* **STATED PROBLEM**
Your task is to extract every entry that follows word for word while excluding the pictures.

══ EXCERPTED RECORDS

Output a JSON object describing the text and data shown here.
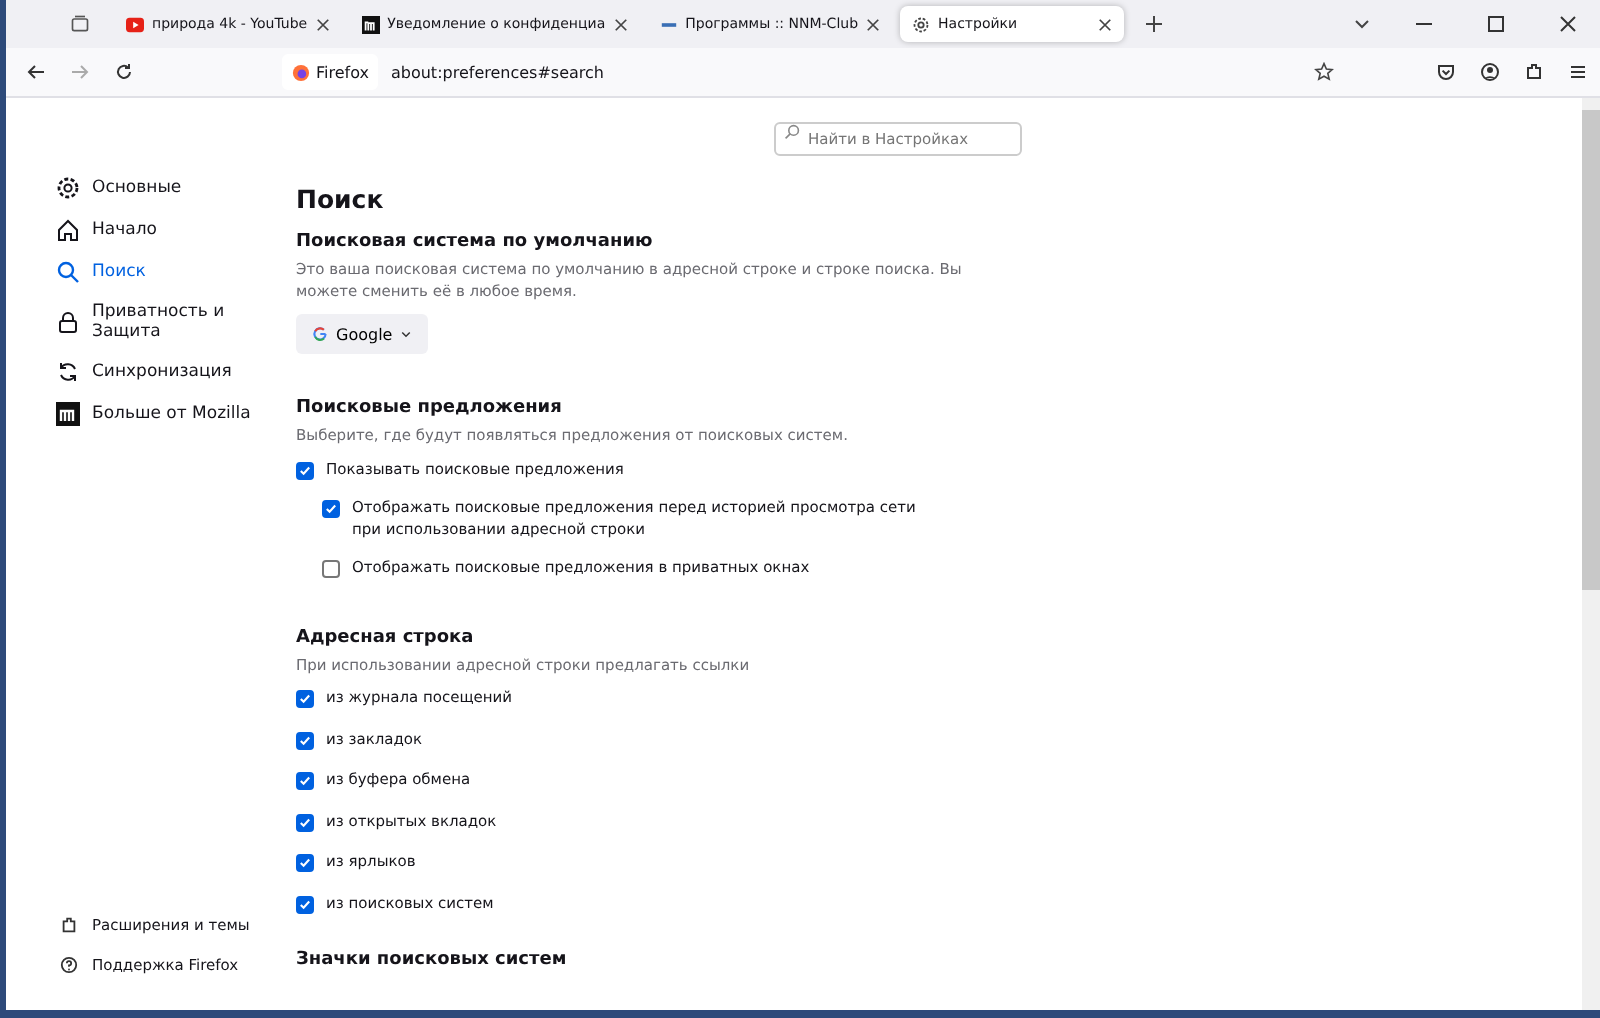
{
  "tabs": [
    {
      "title": "природа 4k - YouTube",
      "kind": "video",
      "selected": false
    },
    {
      "title": "Уведомление о конфиденциа",
      "kind": "m",
      "selected": false
    },
    {
      "title": "Программы :: NNM-Club",
      "kind": "dash",
      "selected": false
    },
    {
      "title": "Настройки",
      "kind": "gear",
      "selected": true
    }
  ],
  "address_bar": {
    "identity": "Firefox",
    "url": "about:preferences#search"
  },
  "search": {
    "placeholder": "Найти в Настройках"
  },
  "sidebar": {
    "items": [
      {
        "label": "Основные",
        "kind": "gear",
        "selected": false
      },
      {
        "label": "Начало",
        "kind": "home",
        "selected": false
      },
      {
        "label": "Поиск",
        "kind": "search",
        "selected": true
      },
      {
        "label": "Приватность и Защита",
        "kind": "lock",
        "selected": false
      },
      {
        "label": "Синхронизация",
        "kind": "sync",
        "selected": false
      },
      {
        "label": "Больше от Mozilla",
        "kind": "m",
        "selected": false
      }
    ],
    "footer": [
      {
        "label": "Расширения и темы",
        "kind": "puzzle"
      },
      {
        "label": "Поддержка Firefox",
        "kind": "help"
      }
    ]
  },
  "page_title": "Поиск",
  "default_engine": {
    "heading": "Поисковая система по умолчанию",
    "description": "Это ваша поисковая система по умолчанию в адресной строке и строке поиска. Вы можете сменить её в любое время.",
    "engine": "Google"
  },
  "suggestions": {
    "heading": "Поисковые предложения",
    "description": "Выберите, где будут появляться предложения от поисковых систем.",
    "options": [
      {
        "label": "Показывать поисковые предложения",
        "checked": true,
        "children": [
          {
            "label": "Отображать поисковые предложения перед историей просмотра сети при использовании адресной строки",
            "checked": true
          },
          {
            "label": "Отображать поисковые предложения в приватных окнах",
            "checked": false
          }
        ]
      }
    ]
  },
  "address_section": {
    "heading": "Адресная строка",
    "description": "При использовании адресной строки предлагать ссылки",
    "options": [
      {
        "label": "из журнала посещений",
        "checked": true
      },
      {
        "label": "из закладок",
        "checked": true
      },
      {
        "label": "из буфера обмена",
        "checked": true
      },
      {
        "label": "из открытых вкладок",
        "checked": true
      },
      {
        "label": "из ярлыков",
        "checked": true
      },
      {
        "label": "из поисковых систем",
        "checked": true
      }
    ]
  },
  "next_heading": "Значки поисковых систем"
}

════

* **RESULT**
Output a JSON object describing the text and data shown here.
{
  "tabs": [
    {
      "title": "природа 4k - YouTube",
      "kind": "video",
      "selected": false
    },
    {
      "title": "Уведомление о конфиденциа",
      "kind": "m",
      "selected": false
    },
    {
      "title": "Программы :: NNM-Club",
      "kind": "dash",
      "selected": false
    },
    {
      "title": "Настройки",
      "kind": "gear",
      "selected": true
    }
  ],
  "address_bar": {
    "identity": "Firefox",
    "url": "about:preferences#search"
  },
  "search": {
    "placeholder": "Найти в Настройках"
  },
  "sidebar": {
    "items": [
      {
        "label": "Основные",
        "kind": "gear",
        "selected": false
      },
      {
        "label": "Начало",
        "kind": "home",
        "selected": false
      },
      {
        "label": "Поиск",
        "kind": "search",
        "selected": true
      },
      {
        "label": "Приватность и Защита",
        "kind": "lock",
        "selected": false
      },
      {
        "label": "Синхронизация",
        "kind": "sync",
        "selected": false
      },
      {
        "label": "Больше от Mozilla",
        "kind": "m",
        "selected": false
      }
    ],
    "footer": [
      {
        "label": "Расширения и темы",
        "kind": "puzzle"
      },
      {
        "label": "Поддержка Firefox",
        "kind": "help"
      }
    ]
  },
  "page_title": "Поиск",
  "default_engine": {
    "heading": "Поисковая система по умолчанию",
    "description": "Это ваша поисковая система по умолчанию в адресной строке и строке поиска. Вы можете сменить её в любое время.",
    "engine": "Google"
  },
  "suggestions": {
    "heading": "Поисковые предложения",
    "description": "Выберите, где будут появляться предложения от поисковых систем.",
    "options": [
      {
        "label": "Показывать поисковые предложения",
        "checked": true,
        "children": [
          {
            "label": "Отображать поисковые предложения перед историей просмотра сети при использовании адресной строки",
            "checked": true
          },
          {
            "label": "Отображать поисковые предложения в приватных окнах",
            "checked": false
          }
        ]
      }
    ]
  },
  "address_section": {
    "heading": "Адресная строка",
    "description": "При использовании адресной строки предлагать ссылки",
    "options": [
      {
        "label": "из журнала посещений",
        "checked": true
      },
      {
        "label": "из закладок",
        "checked": true
      },
      {
        "label": "из буфера обмена",
        "checked": true
      },
      {
        "label": "из открытых вкладок",
        "checked": true
      },
      {
        "label": "из ярлыков",
        "checked": true
      },
      {
        "label": "из поисковых систем",
        "checked": true
      }
    ]
  },
  "next_heading": "Значки поисковых систем"
}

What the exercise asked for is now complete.